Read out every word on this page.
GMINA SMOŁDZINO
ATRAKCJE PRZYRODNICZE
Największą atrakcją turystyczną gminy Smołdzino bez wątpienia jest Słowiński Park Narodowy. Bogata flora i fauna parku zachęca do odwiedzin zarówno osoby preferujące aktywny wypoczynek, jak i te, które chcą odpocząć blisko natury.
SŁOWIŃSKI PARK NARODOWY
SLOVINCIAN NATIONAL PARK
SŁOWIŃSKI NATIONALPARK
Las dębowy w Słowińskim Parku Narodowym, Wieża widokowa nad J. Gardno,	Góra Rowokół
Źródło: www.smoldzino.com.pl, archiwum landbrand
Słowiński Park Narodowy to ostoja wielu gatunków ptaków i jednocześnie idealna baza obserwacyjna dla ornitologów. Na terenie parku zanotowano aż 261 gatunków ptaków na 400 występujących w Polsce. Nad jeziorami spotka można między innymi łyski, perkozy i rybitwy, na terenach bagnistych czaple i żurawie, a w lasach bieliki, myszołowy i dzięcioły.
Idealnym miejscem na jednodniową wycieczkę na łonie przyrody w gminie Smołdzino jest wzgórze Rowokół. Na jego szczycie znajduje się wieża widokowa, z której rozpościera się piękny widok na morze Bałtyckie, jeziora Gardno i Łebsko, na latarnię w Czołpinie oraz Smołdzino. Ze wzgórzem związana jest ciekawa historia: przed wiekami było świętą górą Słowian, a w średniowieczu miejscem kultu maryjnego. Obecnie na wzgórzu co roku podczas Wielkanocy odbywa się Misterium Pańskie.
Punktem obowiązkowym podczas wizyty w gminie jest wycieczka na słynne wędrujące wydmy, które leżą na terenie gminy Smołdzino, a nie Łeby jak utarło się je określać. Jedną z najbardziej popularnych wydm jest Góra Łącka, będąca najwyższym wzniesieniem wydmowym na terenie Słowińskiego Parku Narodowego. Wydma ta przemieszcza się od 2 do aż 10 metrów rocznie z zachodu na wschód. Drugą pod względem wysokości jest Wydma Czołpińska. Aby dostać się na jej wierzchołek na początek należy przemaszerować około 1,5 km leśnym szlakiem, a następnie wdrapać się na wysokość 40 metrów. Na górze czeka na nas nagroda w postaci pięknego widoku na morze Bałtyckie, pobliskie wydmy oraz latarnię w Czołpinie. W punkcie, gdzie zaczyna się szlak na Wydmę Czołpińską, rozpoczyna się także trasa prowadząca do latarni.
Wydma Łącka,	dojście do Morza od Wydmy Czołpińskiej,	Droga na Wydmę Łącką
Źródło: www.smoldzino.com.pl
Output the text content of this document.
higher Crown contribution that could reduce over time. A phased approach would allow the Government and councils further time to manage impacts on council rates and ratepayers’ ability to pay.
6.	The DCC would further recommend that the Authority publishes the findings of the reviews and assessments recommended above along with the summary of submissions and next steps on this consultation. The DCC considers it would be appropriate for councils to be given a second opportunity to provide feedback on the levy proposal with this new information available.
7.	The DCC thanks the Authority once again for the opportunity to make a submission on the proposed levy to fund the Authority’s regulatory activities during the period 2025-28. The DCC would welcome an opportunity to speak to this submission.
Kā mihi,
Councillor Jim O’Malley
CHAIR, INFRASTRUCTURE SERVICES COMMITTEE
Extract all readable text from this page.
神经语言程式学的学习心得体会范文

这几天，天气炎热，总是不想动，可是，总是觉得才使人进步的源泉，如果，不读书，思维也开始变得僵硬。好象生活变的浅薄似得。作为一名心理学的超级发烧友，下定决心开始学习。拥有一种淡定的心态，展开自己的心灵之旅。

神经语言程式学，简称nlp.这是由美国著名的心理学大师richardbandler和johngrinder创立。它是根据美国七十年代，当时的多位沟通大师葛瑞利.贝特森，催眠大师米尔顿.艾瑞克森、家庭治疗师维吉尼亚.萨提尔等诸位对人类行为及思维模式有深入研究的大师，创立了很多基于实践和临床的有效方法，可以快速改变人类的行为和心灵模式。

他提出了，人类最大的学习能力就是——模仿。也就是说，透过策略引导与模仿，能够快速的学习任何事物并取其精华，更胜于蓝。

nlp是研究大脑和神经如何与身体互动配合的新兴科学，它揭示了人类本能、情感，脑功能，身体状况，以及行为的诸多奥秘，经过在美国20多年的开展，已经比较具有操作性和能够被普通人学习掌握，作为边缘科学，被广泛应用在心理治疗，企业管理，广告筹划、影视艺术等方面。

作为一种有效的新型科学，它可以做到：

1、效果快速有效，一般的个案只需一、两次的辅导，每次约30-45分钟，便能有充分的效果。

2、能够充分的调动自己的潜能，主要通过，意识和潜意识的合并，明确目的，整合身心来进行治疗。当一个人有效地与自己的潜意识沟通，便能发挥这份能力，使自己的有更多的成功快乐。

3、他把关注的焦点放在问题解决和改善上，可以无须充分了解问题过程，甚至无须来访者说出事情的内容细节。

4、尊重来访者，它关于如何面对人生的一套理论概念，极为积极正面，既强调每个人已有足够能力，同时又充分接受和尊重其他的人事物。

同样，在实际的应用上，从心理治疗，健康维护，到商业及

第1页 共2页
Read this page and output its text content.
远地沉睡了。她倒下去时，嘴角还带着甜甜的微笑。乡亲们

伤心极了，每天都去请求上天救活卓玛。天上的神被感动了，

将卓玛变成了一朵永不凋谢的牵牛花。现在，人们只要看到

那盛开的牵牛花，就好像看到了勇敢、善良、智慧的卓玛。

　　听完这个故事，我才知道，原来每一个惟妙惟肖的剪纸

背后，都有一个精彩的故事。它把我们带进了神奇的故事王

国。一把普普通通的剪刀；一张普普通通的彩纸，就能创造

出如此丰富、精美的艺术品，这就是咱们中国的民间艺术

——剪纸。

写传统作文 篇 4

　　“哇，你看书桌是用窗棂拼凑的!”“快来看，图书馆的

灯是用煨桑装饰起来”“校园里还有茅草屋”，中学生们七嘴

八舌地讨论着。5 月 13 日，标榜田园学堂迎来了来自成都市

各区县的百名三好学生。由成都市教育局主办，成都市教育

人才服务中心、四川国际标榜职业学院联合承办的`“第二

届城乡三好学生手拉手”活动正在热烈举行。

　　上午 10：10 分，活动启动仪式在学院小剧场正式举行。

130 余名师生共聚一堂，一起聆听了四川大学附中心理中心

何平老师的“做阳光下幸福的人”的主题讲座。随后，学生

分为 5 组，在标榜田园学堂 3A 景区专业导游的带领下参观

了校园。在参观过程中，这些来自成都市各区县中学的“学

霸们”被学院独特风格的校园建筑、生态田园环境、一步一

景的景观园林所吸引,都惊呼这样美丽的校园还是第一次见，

• • • •

▸ WORK REQUIRED
Please quote every record above exactly as it appears.

▸ THE REPLY
Read out every word on this page.
GMINA SMOŁDZINO
ATRAKCJE PRZYRODNICZE
Największą atrakcją turystyczną gminy Smołdzino bez wątpienia jest Słowiński Park Narodowy. Bogata flora i fauna parku zachęca do odwiedzin zarówno osoby preferujące aktywny wypoczynek, jak i te, które chcą odpocząć blisko natury.
SŁOWIŃSKI PARK NARODOWY
SLOVINCIAN NATIONAL PARK
SŁOWIŃSKI NATIONALPARK
Las dębowy w Słowińskim Parku Narodowym, Wieża widokowa nad J. Gardno,	Góra Rowokół
Źródło: www.smoldzino.com.pl, archiwum landbrand
Słowiński Park Narodowy to ostoja wielu gatunków ptaków i jednocześnie idealna baza obserwacyjna dla ornitologów. Na terenie parku zanotowano aż 261 gatunków ptaków na 400 występujących w Polsce. Nad jeziorami spotka można między innymi łyski, perkozy i rybitwy, na terenach bagnistych czaple i żurawie, a w lasach bieliki, myszołowy i dzięcioły.
Idealnym miejscem na jednodniową wycieczkę na łonie przyrody w gminie Smołdzino jest wzgórze Rowokół. Na jego szczycie znajduje się wieża widokowa, z której rozpościera się piękny widok na morze Bałtyckie, jeziora Gardno i Łebsko, na latarnię w Czołpinie oraz Smołdzino. Ze wzgórzem związana jest ciekawa historia: przed wiekami było świętą górą Słowian, a w średniowieczu miejscem kultu maryjnego. Obecnie na wzgórzu co roku podczas Wielkanocy odbywa się Misterium Pańskie.
Punktem obowiązkowym podczas wizyty w gminie jest wycieczka na słynne wędrujące wydmy, które leżą na terenie gminy Smołdzino, a nie Łeby jak utarło się je określać. Jedną z najbardziej popularnych wydm jest Góra Łącka, będąca najwyższym wzniesieniem wydmowym na terenie Słowińskiego Parku Narodowego. Wydma ta przemieszcza się od 2 do aż 10 metrów rocznie z zachodu na wschód. Drugą pod względem wysokości jest Wydma Czołpińska. Aby dostać się na jej wierzchołek na początek należy przemaszerować około 1,5 km leśnym szlakiem, a następnie wdrapać się na wysokość 40 metrów. Na górze czeka na nas nagroda w postaci pięknego widoku na morze Bałtyckie, pobliskie wydmy oraz latarnię w Czołpinie. W punkcie, gdzie zaczyna się szlak na Wydmę Czołpińską, rozpoczyna się także trasa prowadząca do latarni.
Wydma Łącka,	dojście do Morza od Wydmy Czołpińskiej,	Droga na Wydmę Łącką
Źródło: www.smoldzino.com.pl
Output the text content of this document.
higher Crown contribution that could reduce over time. A phased approach would allow the Government and councils further time to manage impacts on council rates and ratepayers’ ability to pay.
6.	The DCC would further recommend that the Authority publishes the findings of the reviews and assessments recommended above along with the summary of submissions and next steps on this consultation. The DCC considers it would be appropriate for councils to be given a second opportunity to provide feedback on the levy proposal with this new information available.
7.	The DCC thanks the Authority once again for the opportunity to make a submission on the proposed levy to fund the Authority’s regulatory activities during the period 2025-28. The DCC would welcome an opportunity to speak to this submission.
Kā mihi,
Councillor Jim O’Malley
CHAIR, INFRASTRUCTURE SERVICES COMMITTEE
Extract all readable text from this page.
神经语言程式学的学习心得体会范文

这几天，天气炎热，总是不想动，可是，总是觉得才使人进步的源泉，如果，不读书，思维也开始变得僵硬。好象生活变的浅薄似得。作为一名心理学的超级发烧友，下定决心开始学习。拥有一种淡定的心态，展开自己的心灵之旅。

神经语言程式学，简称nlp.这是由美国著名的心理学大师richardbandler和johngrinder创立。它是根据美国七十年代，当时的多位沟通大师葛瑞利.贝特森，催眠大师米尔顿.艾瑞克森、家庭治疗师维吉尼亚.萨提尔等诸位对人类行为及思维模式有深入研究的大师，创立了很多基于实践和临床的有效方法，可以快速改变人类的行为和心灵模式。

他提出了，人类最大的学习能力就是——模仿。也就是说，透过策略引导与模仿，能够快速的学习任何事物并取其精华，更胜于蓝。

nlp是研究大脑和神经如何与身体互动配合的新兴科学，它揭示了人类本能、情感，脑功能，身体状况，以及行为的诸多奥秘，经过在美国20多年的开展，已经比较具有操作性和能够被普通人学习掌握，作为边缘科学，被广泛应用在心理治疗，企业管理，广告筹划、影视艺术等方面。

作为一种有效的新型科学，它可以做到：

1、效果快速有效，一般的个案只需一、两次的辅导，每次约30-45分钟，便能有充分的效果。

2、能够充分的调动自己的潜能，主要通过，意识和潜意识的合并，明确目的，整合身心来进行治疗。当一个人有效地与自己的潜意识沟通，便能发挥这份能力，使自己的有更多的成功快乐。

3、他把关注的焦点放在问题解决和改善上，可以无须充分了解问题过程，甚至无须来访者说出事情的内容细节。

4、尊重来访者，它关于如何面对人生的一套理论概念，极为积极正面，既强调每个人已有足够能力，同时又充分接受和尊重其他的人事物。

同样，在实际的应用上，从心理治疗，健康维护，到商业及

第1页 共2页
Read this page and output its text content.
远地沉睡了。她倒下去时，嘴角还带着甜甜的微笑。乡亲们

伤心极了，每天都去请求上天救活卓玛。天上的神被感动了，

将卓玛变成了一朵永不凋谢的牵牛花。现在，人们只要看到

那盛开的牵牛花，就好像看到了勇敢、善良、智慧的卓玛。

　　听完这个故事，我才知道，原来每一个惟妙惟肖的剪纸

背后，都有一个精彩的故事。它把我们带进了神奇的故事王

国。一把普普通通的剪刀；一张普普通通的彩纸，就能创造

出如此丰富、精美的艺术品，这就是咱们中国的民间艺术

——剪纸。

写传统作文 篇 4

　　“哇，你看书桌是用窗棂拼凑的!”“快来看，图书馆的

灯是用煨桑装饰起来”“校园里还有茅草屋”，中学生们七嘴

八舌地讨论着。5 月 13 日，标榜田园学堂迎来了来自成都市

各区县的百名三好学生。由成都市教育局主办，成都市教育

人才服务中心、四川国际标榜职业学院联合承办的`“第二

届城乡三好学生手拉手”活动正在热烈举行。

　　上午 10：10 分，活动启动仪式在学院小剧场正式举行。

130 余名师生共聚一堂，一起聆听了四川大学附中心理中心

何平老师的“做阳光下幸福的人”的主题讲座。随后，学生

分为 5 组，在标榜田园学堂 3A 景区专业导游的带领下参观

了校园。在参观过程中，这些来自成都市各区县中学的“学

霸们”被学院独特风格的校园建筑、生态田园环境、一步一

景的景观园林所吸引,都惊呼这样美丽的校园还是第一次见，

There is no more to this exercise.